Dataset excerpt
□ □ □ □ □
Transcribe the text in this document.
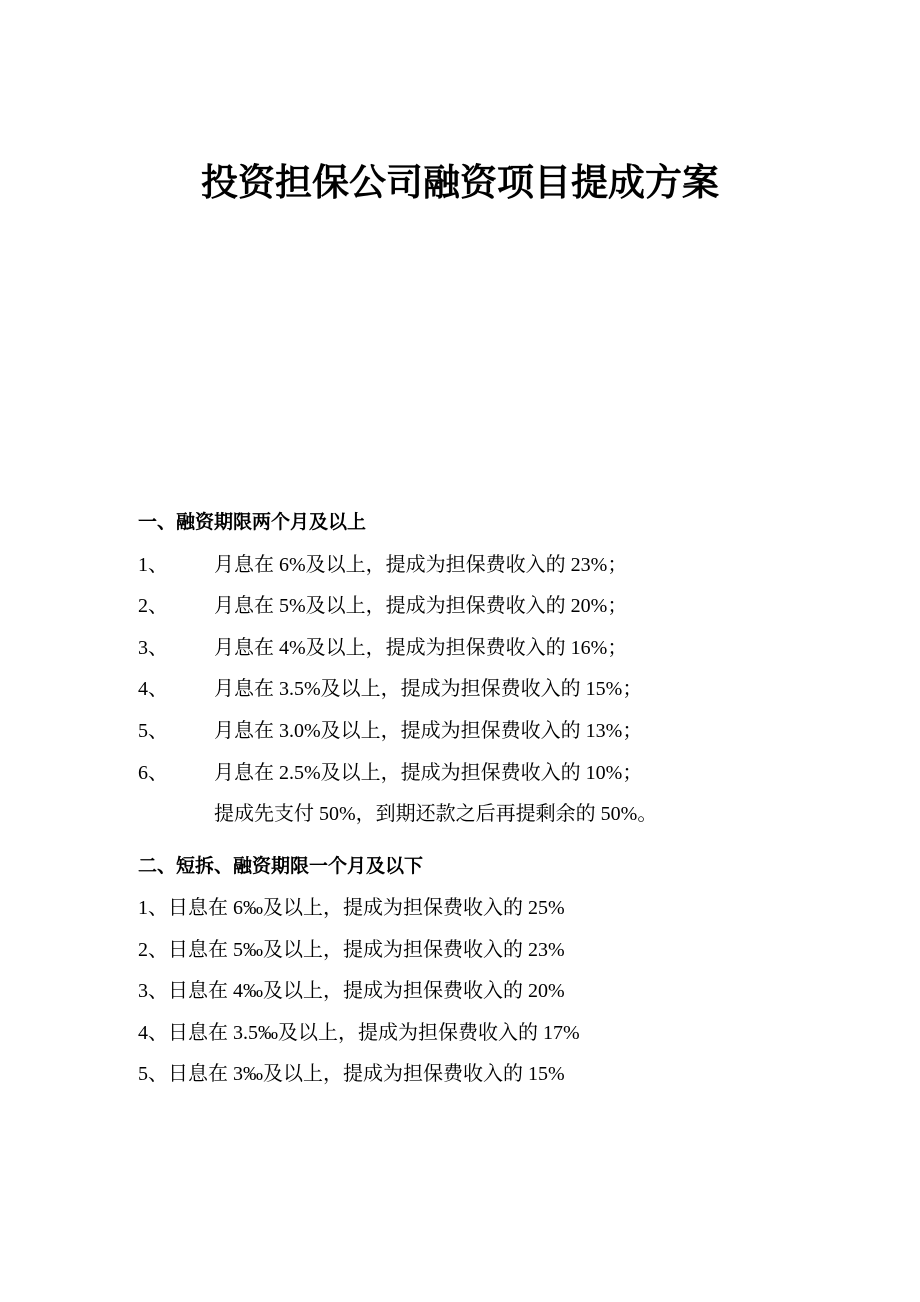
投资担保公司融资项目提成方案
一、融资期限两个月及以上
1、 月息在 6%及以上，提成为担保费收入的 23%；
2、 月息在 5%及以上，提成为担保费收入的 20%；
3、 月息在 4%及以上，提成为担保费收入的 16%；
4、 月息在 3.5%及以上，提成为担保费收入的 15%；
5、 月息在 3.0%及以上，提成为担保费收入的 13%；
6、 月息在 2.5%及以上，提成为担保费收入的 10%；
提成先支付 50%，到期还款之后再提剩余的 50%。
二、短拆、融资期限一个月及以下
1、日息在 6‰及以上，提成为担保费收入的 25%
2、日息在 5‰及以上，提成为担保费收入的 23%
3、日息在 4‰及以上，提成为担保费收入的 20%
4、日息在 3.5‰及以上，提成为担保费收入的 17%
5、日息在 3‰及以上，提成为担保费收入的 15%
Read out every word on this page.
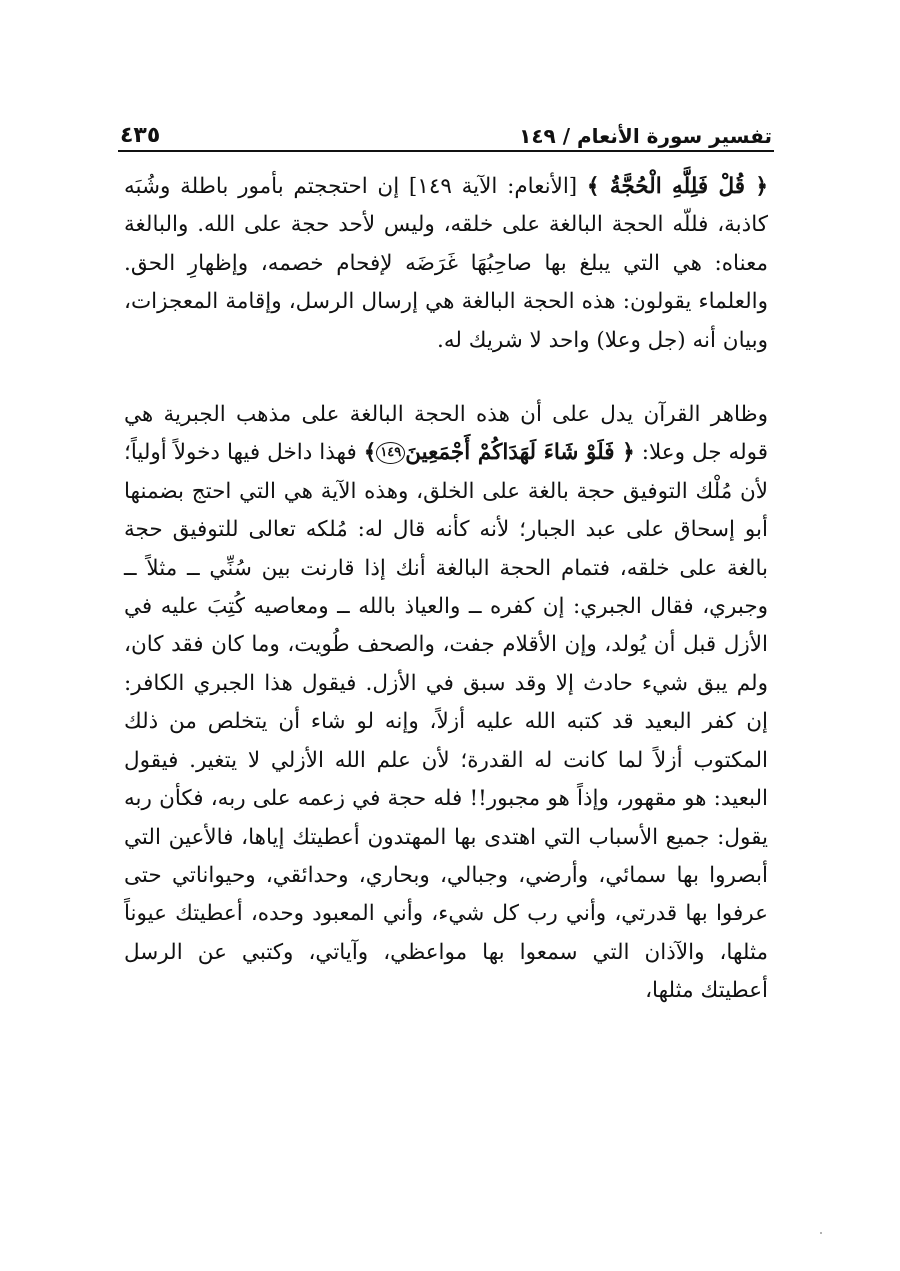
تفسير سورة الأنعام / ١٤٩
٤٣٥

﴿ قُلْ فَلِلَّهِ الْحُجَّةُ ﴾ [الأنعام: الآية ١٤٩] إن احتججتم بأمور باطلة وشُبَه كاذبة، فللّه الحجة البالغة على خلقه، وليس لأحد حجة على الله. والبالغة معناه: هي التي يبلغ بها صاحِبُهَا غَرَضَه لإفحام خصمه، وإظهارِ الحق. والعلماء يقولون: هذه الحجة البالغة هي إرسال الرسل، وإقامة المعجزات، وبيان أنه (جل وعلا) واحد لا شريك له.

وظاهر القرآن يدل على أن هذه الحجة البالغة على مذهب الجبرية هي قوله جل وعلا: ﴿ فَلَوْ شَاءَ لَهَدَاكُمْ أَجْمَعِينَ١٤٩﴾ فهذا داخل فيها دخولاً أولياً؛ لأن مُلْك التوفيق حجة بالغة على الخلق، وهذه الآية هي التي احتج بضمنها أبو إسحاق على عبد الجبار؛ لأنه كأنه قال له: مُلكه تعالى للتوفيق حجة بالغة على خلقه، فتمام الحجة البالغة أنك إذا قارنت بين سُنِّي ــ مثلاً ــ وجبري، فقال الجبري: إن كفره ــ والعياذ بالله ــ ومعاصيه كُتِبَ عليه في الأزل قبل أن يُولد، وإن الأقلام جفت، والصحف طُويت، وما كان فقد كان، ولم يبق شيء حادث إلا وقد سبق في الأزل. فيقول هذا الجبري الكافر: إن كفر البعيد قد كتبه الله عليه أزلاً، وإنه لو شاء أن يتخلص من ذلك المكتوب أزلاً لما كانت له القدرة؛ لأن علم الله الأزلي لا يتغير. فيقول البعيد: هو مقهور، وإذاً هو مجبور!! فله حجة في زعمه على ربه، فكأن ربه يقول: جميع الأسباب التي اهتدى بها المهتدون أعطيتك إياها، فالأعين التي أبصروا بها سمائي، وأرضي، وجبالي، وبحاري، وحدائقي، وحيواناتي حتى عرفوا بها قدرتي، وأني رب كل شيء، وأني المعبود وحده، أعطيتك عيوناً مثلها، والآذان التي سمعوا بها مواعظي، وآياتي، وكتبي عن الرسل أعطيتك مثلها،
□ □ □ □ □
WHAT IS NEEDED
Only lines with the word "الأنعام" should be collected from the material.

THE SOLUTION
تفسير سورة الأنعام / ١٤٩
﴿ قُلْ فَلِلَّهِ الْحُجَّةُ ﴾ [الأنعام: الآية ١٤٩] إن احتججتم بأمور باطلة وشُبَه كاذبة، فللّه الحجة البالغة على خلقه، وليس لأحد حجة على الله. والبالغة معناه: هي التي يبلغ بها صاحِبُهَا غَرَضَه لإفحام خصمه، وإظهارِ الحق. والعلماء يقولون: هذه الحجة البالغة هي إرسال الرسل، وإقامة المعجزات، وبيان أنه (جل وعلا) واحد لا شريك له.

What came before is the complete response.